> **STATED EXERCISE**: What is the number of lines holding the word "토사퇴적"? Write that number and nothing else.
──────
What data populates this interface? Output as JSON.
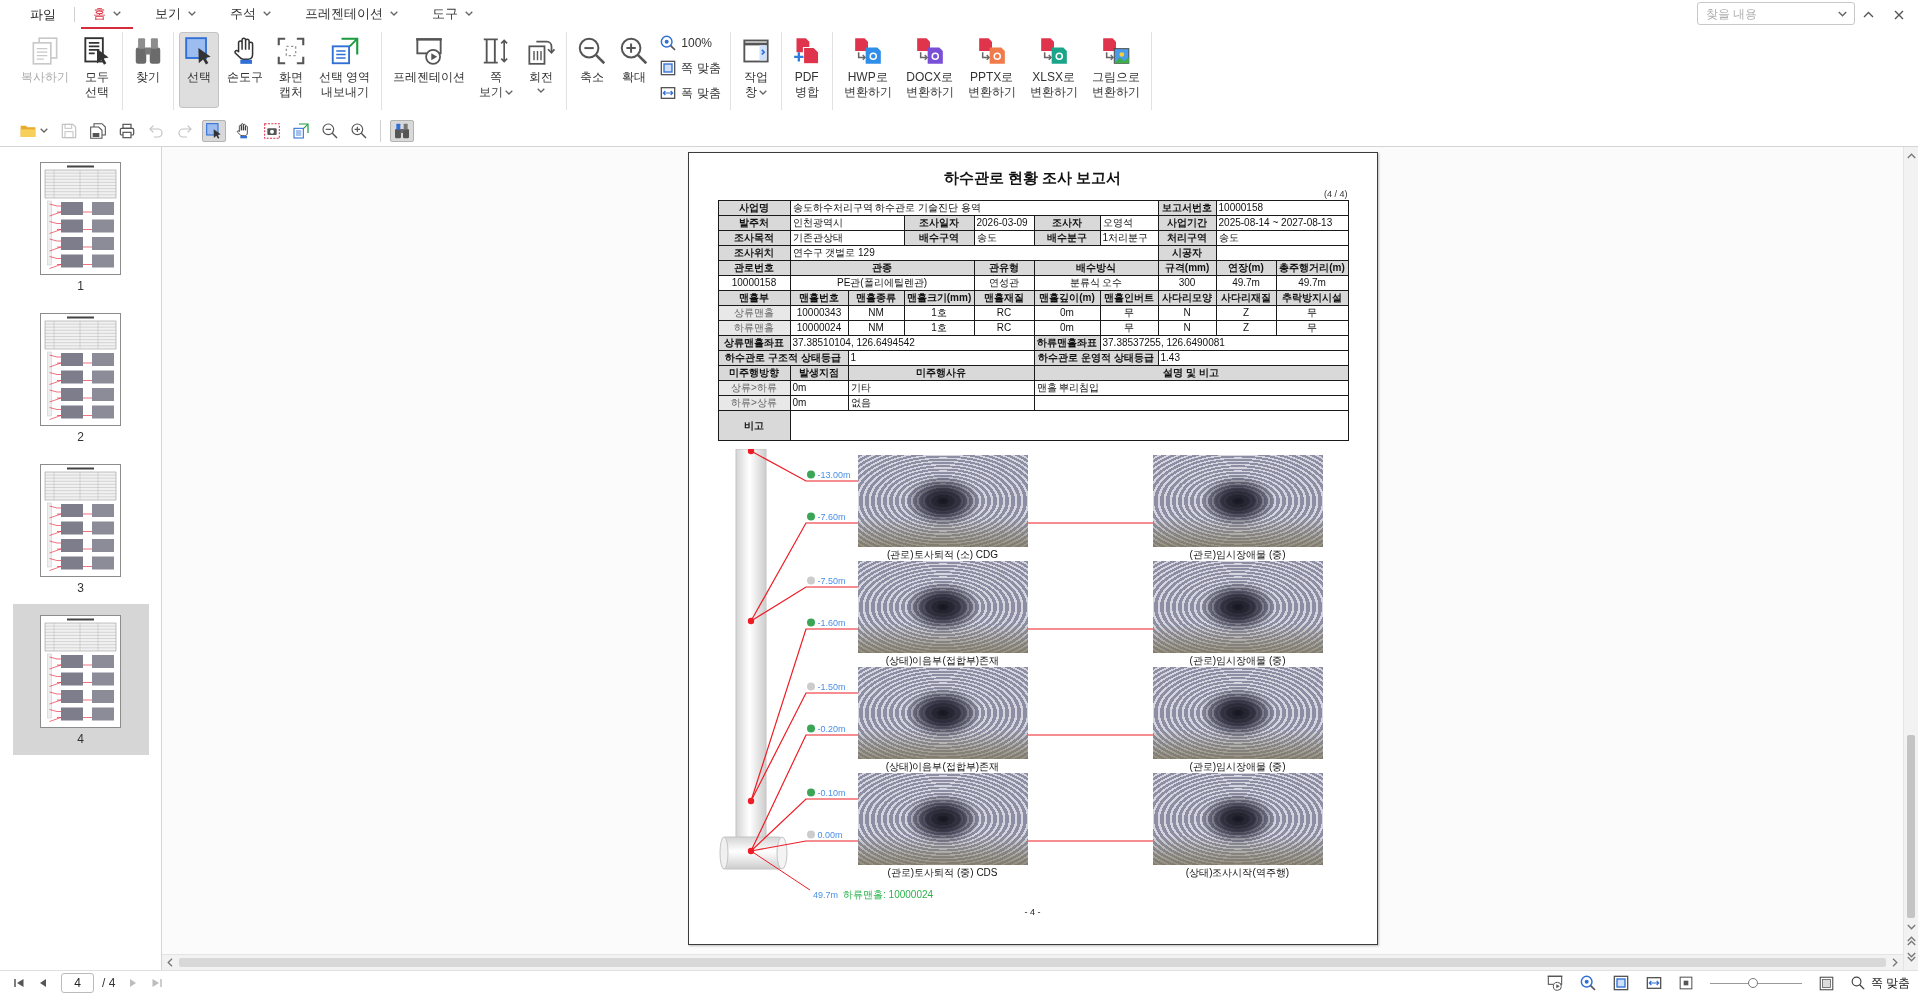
{
  "menu": {
    "file": "파일",
    "tabs": [
      {
        "label": "홈",
        "selected": true
      },
      {
        "label": "보기",
        "selected": false
      },
      {
        "label": "주석",
        "selected": false
      },
      {
        "label": "프레젠테이션",
        "selected": false
      },
      {
        "label": "도구",
        "selected": false
      }
    ]
  },
  "find": {
    "placeholder": "찾을 내용"
  },
  "ribbon": {
    "groups": [
      {
        "items": [
          {
            "kind": "large",
            "label": "복사하기",
            "selected": false,
            "disabled": true,
            "dropdown": false
          },
          {
            "kind": "large",
            "label": "모두\n선택",
            "selected": false,
            "disabled": false,
            "dropdown": false
          }
        ]
      },
      {
        "items": [
          {
            "kind": "large",
            "label": "찾기",
            "selected": false,
            "disabled": false,
            "dropdown": false
          }
        ]
      },
      {
        "items": [
          {
            "kind": "large",
            "label": "선택",
            "selected": true,
            "disabled": false,
            "dropdown": false
          },
          {
            "kind": "large",
            "label": "손도구",
            "selected": false,
            "disabled": false,
            "dropdown": false
          },
          {
            "kind": "large",
            "label": "화면\n캡처",
            "selected": false,
            "disabled": false,
            "dropdown": false
          },
          {
            "kind": "large",
            "label": "선택 영역\n내보내기",
            "selected": false,
            "disabled": false,
            "dropdown": false
          }
        ]
      },
      {
        "items": [
          {
            "kind": "large",
            "label": "프레젠테이션",
            "selected": false,
            "disabled": false,
            "dropdown": false
          },
          {
            "kind": "large",
            "label": "쪽\n보기",
            "selected": false,
            "disabled": false,
            "dropdown": true
          },
          {
            "kind": "large",
            "label": "회전",
            "selected": false,
            "disabled": false,
            "dropdown": true
          }
        ]
      },
      {
        "items": [
          {
            "kind": "large",
            "label": "축소",
            "selected": false,
            "disabled": false,
            "dropdown": false
          },
          {
            "kind": "large",
            "label": "확대",
            "selected": false,
            "disabled": false,
            "dropdown": false
          },
          {
            "kind": "small",
            "label": "100%",
            "selected": false,
            "disabled": false,
            "dropdown": false
          },
          {
            "kind": "small",
            "label": "쪽 맞춤",
            "selected": false,
            "disabled": false,
            "dropdown": false
          },
          {
            "kind": "small",
            "label": "폭 맞춤",
            "selected": false,
            "disabled": false,
            "dropdown": false
          }
        ]
      },
      {
        "items": [
          {
            "kind": "large",
            "label": "작업\n창",
            "selected": false,
            "disabled": false,
            "dropdown": true
          }
        ]
      },
      {
        "items": [
          {
            "kind": "large",
            "label": "PDF\n병합",
            "selected": false,
            "disabled": false,
            "dropdown": false
          }
        ]
      },
      {
        "items": [
          {
            "kind": "large",
            "label": "HWP로\n변환하기",
            "selected": false,
            "disabled": false,
            "dropdown": false
          },
          {
            "kind": "large",
            "label": "DOCX로\n변환하기",
            "selected": false,
            "disabled": false,
            "dropdown": false
          },
          {
            "kind": "large",
            "label": "PPTX로\n변환하기",
            "selected": false,
            "disabled": false,
            "dropdown": false
          },
          {
            "kind": "large",
            "label": "XLSX로\n변환하기",
            "selected": false,
            "disabled": false,
            "dropdown": false
          },
          {
            "kind": "large",
            "label": "그림으로\n변환하기",
            "selected": false,
            "disabled": false,
            "dropdown": false
          }
        ]
      }
    ]
  },
  "quick_toolbar": {
    "groups": [
      {
        "items": [
          {
            "selected": false,
            "disabled": false,
            "dropdown": true
          },
          {
            "selected": false,
            "disabled": true,
            "dropdown": false
          },
          {
            "selected": false,
            "disabled": false,
            "dropdown": false
          },
          {
            "selected": false,
            "disabled": false,
            "dropdown": false
          },
          {
            "selected": false,
            "disabled": true,
            "dropdown": false
          },
          {
            "selected": false,
            "disabled": true,
            "dropdown": false
          },
          {
            "selected": true,
            "disabled": false,
            "dropdown": false
          },
          {
            "selected": false,
            "disabled": false,
            "dropdown": false
          },
          {
            "selected": false,
            "disabled": false,
            "dropdown": false
          },
          {
            "selected": false,
            "disabled": false,
            "dropdown": false
          },
          {
            "selected": false,
            "disabled": false,
            "dropdown": false
          },
          {
            "selected": false,
            "disabled": false,
            "dropdown": false
          }
        ]
      },
      {
        "items": [
          {
            "selected": true,
            "disabled": false,
            "dropdown": false
          }
        ]
      }
    ]
  },
  "thumbnails": [
    {
      "label": "1",
      "selected": false
    },
    {
      "label": "2",
      "selected": false
    },
    {
      "label": "3",
      "selected": false
    },
    {
      "label": "4",
      "selected": true
    }
  ],
  "document": {
    "title": "하수관로 현황 조사 보고서",
    "page_count": "(4 / 4)",
    "table": {
      "rows": [
        [
          {
            "kind": "head",
            "text": "사업명"
          },
          {
            "kind": "value",
            "text": "송도하수처리구역 하수관로 기술진단 용역",
            "colspan": 6
          },
          {
            "kind": "head",
            "text": "보고서번호"
          },
          {
            "kind": "value",
            "text": "10000158",
            "colspan": 2
          }
        ],
        [
          {
            "kind": "head",
            "text": "발주처"
          },
          {
            "kind": "value",
            "text": "인천광역시",
            "colspan": 2
          },
          {
            "kind": "head",
            "text": "조사일자"
          },
          {
            "kind": "value",
            "text": "2026-03-09"
          },
          {
            "kind": "head",
            "text": "조사자"
          },
          {
            "kind": "value",
            "text": "오영석"
          },
          {
            "kind": "head",
            "text": "사업기간"
          },
          {
            "kind": "value",
            "text": "2025-08-14 ~ 2027-08-13",
            "colspan": 2
          }
        ],
        [
          {
            "kind": "head",
            "text": "조사목적"
          },
          {
            "kind": "value",
            "text": "기존관상태",
            "colspan": 2
          },
          {
            "kind": "head",
            "text": "배수구역"
          },
          {
            "kind": "value",
            "text": "송도"
          },
          {
            "kind": "head",
            "text": "배수분구"
          },
          {
            "kind": "value",
            "text": "1처리분구"
          },
          {
            "kind": "head",
            "text": "처리구역"
          },
          {
            "kind": "value",
            "text": "송도",
            "colspan": 2
          }
        ],
        [
          {
            "kind": "head",
            "text": "조사위치"
          },
          {
            "kind": "value",
            "text": "연수구 갯벌로 129",
            "colspan": 6
          },
          {
            "kind": "head",
            "text": "시공자"
          },
          {
            "kind": "value",
            "colspan": 2
          }
        ],
        [
          {
            "kind": "head",
            "text": "관로번호"
          },
          {
            "kind": "head",
            "text": "관종",
            "colspan": 3
          },
          {
            "kind": "head",
            "text": "관유형"
          },
          {
            "kind": "head",
            "text": "배수방식",
            "colspan": 2
          },
          {
            "kind": "head",
            "text": "규격(mm)"
          },
          {
            "kind": "head",
            "text": "연장(m)"
          },
          {
            "kind": "head",
            "text": "총주행거리(m)"
          }
        ],
        [
          {
            "kind": "value",
            "text": "10000158"
          },
          {
            "kind": "value",
            "text": "PE관(폴리에틸렌관)",
            "colspan": 3
          },
          {
            "kind": "value",
            "text": "연성관"
          },
          {
            "kind": "value",
            "text": "분류식 오수",
            "colspan": 2
          },
          {
            "kind": "value",
            "text": "300"
          },
          {
            "kind": "value",
            "text": "49.7m"
          },
          {
            "kind": "value",
            "text": "49.7m"
          }
        ],
        [
          {
            "kind": "head",
            "text": "맨홀부"
          },
          {
            "kind": "head",
            "text": "맨홀번호"
          },
          {
            "kind": "head",
            "text": "맨홀종류"
          },
          {
            "kind": "head",
            "text": "맨홀크기(mm)"
          },
          {
            "kind": "head",
            "text": "맨홀재질"
          },
          {
            "kind": "head",
            "text": "맨홀깊이(m)"
          },
          {
            "kind": "head",
            "text": "맨홀인버트"
          },
          {
            "kind": "head",
            "text": "사다리모양"
          },
          {
            "kind": "head",
            "text": "사다리재질"
          },
          {
            "kind": "head",
            "text": "추락방지시설"
          }
        ],
        [
          {
            "kind": "label",
            "text": "상류맨홀"
          },
          {
            "kind": "value",
            "text": "10000343"
          },
          {
            "kind": "value",
            "text": "NM"
          },
          {
            "kind": "value",
            "text": "1호"
          },
          {
            "kind": "value",
            "text": "RC"
          },
          {
            "kind": "value",
            "text": "0m"
          },
          {
            "kind": "value",
            "text": "무"
          },
          {
            "kind": "value",
            "text": "N"
          },
          {
            "kind": "value",
            "text": "Z"
          },
          {
            "kind": "value",
            "text": "무"
          }
        ],
        [
          {
            "kind": "label",
            "text": "하류맨홀"
          },
          {
            "kind": "value",
            "text": "10000024"
          },
          {
            "kind": "value",
            "text": "NM"
          },
          {
            "kind": "value",
            "text": "1호"
          },
          {
            "kind": "value",
            "text": "RC"
          },
          {
            "kind": "value",
            "text": "0m"
          },
          {
            "kind": "value",
            "text": "무"
          },
          {
            "kind": "value",
            "text": "N"
          },
          {
            "kind": "value",
            "text": "Z"
          },
          {
            "kind": "value",
            "text": "무"
          }
        ],
        [
          {
            "kind": "head",
            "text": "상류맨홀좌표"
          },
          {
            "kind": "value",
            "text": "37.38510104, 126.6494542",
            "colspan": 4
          },
          {
            "kind": "head",
            "text": "하류맨홀좌표"
          },
          {
            "kind": "value",
            "text": "37.38537255, 126.6490081",
            "colspan": 4
          }
        ],
        [
          {
            "kind": "head",
            "text": "하수관로 구조적 상태등급",
            "colspan": 2
          },
          {
            "kind": "value",
            "text": "1",
            "colspan": 3
          },
          {
            "kind": "head",
            "text": "하수관로 운영적 상태등급",
            "colspan": 2
          },
          {
            "kind": "value",
            "text": "1.43",
            "colspan": 3
          }
        ],
        [
          {
            "kind": "head",
            "text": "미주행방향"
          },
          {
            "kind": "head",
            "text": "발생지점"
          },
          {
            "kind": "head",
            "text": "미주행사유",
            "colspan": 3
          },
          {
            "kind": "head",
            "text": "설명 및 비고",
            "colspan": 5
          }
        ],
        [
          {
            "kind": "label",
            "text": "상류>하류"
          },
          {
            "kind": "value",
            "text": "0m"
          },
          {
            "kind": "value",
            "text": "기타",
            "colspan": 3
          },
          {
            "kind": "value",
            "text": "맨홀 뿌리침입",
            "colspan": 5
          }
        ],
        [
          {
            "kind": "label",
            "text": "하류>상류"
          },
          {
            "kind": "value",
            "text": "0m"
          },
          {
            "kind": "value",
            "text": "없음",
            "colspan": 3
          },
          {
            "kind": "value",
            "colspan": 5
          }
        ],
        [
          {
            "kind": "head",
            "text": "비고"
          },
          {
            "kind": "value",
            "colspan": 9
          }
        ]
      ]
    },
    "photo_rows": [
      {
        "markers": [
          {
            "depth": "-13.00m",
            "color": "#3aa655"
          },
          {
            "depth": "-7.60m",
            "color": "#3aa655"
          }
        ],
        "photos": [
          {
            "caption": "(관로)토사퇴적 (소) CDG"
          },
          {
            "caption": "(관로)임시장애물 (중)"
          }
        ]
      },
      {
        "markers": [
          {
            "depth": "-7.50m",
            "color": "#cccccc"
          },
          {
            "depth": "-1.60m",
            "color": "#3aa655"
          }
        ],
        "photos": [
          {
            "caption": "(상태)이음부(접합부)존재"
          },
          {
            "caption": "(관로)임시장애물 (중)"
          }
        ]
      },
      {
        "markers": [
          {
            "depth": "-1.50m",
            "color": "#cccccc"
          },
          {
            "depth": "-0.20m",
            "color": "#3aa655"
          }
        ],
        "photos": [
          {
            "caption": "(상태)이음부(접합부)존재"
          },
          {
            "caption": "(관로)임시장애물 (중)"
          }
        ]
      },
      {
        "markers": [
          {
            "depth": "-0.10m",
            "color": "#3aa655"
          },
          {
            "depth": "0.00m",
            "color": "#cccccc"
          }
        ],
        "photos": [
          {
            "caption": "(관로)토사퇴적 (중) CDS"
          },
          {
            "caption": "(상태)조사시작(역주행)"
          }
        ]
      }
    ],
    "pipe_end": {
      "distance": "49.7m",
      "label": "하류맨홀: 10000024"
    },
    "page_number": "- 4 -"
  },
  "status_bar": {
    "nav": [
      {
        "disabled": false
      },
      {
        "disabled": false
      },
      {
        "disabled": true
      },
      {
        "disabled": true
      }
    ],
    "page": "4",
    "total": "/ 4",
    "zoom_slider": {
      "level": 0.47
    },
    "zoom_mode": "쪽 맞춤"
  }
}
──────
> **ANSWER BELOW**: 2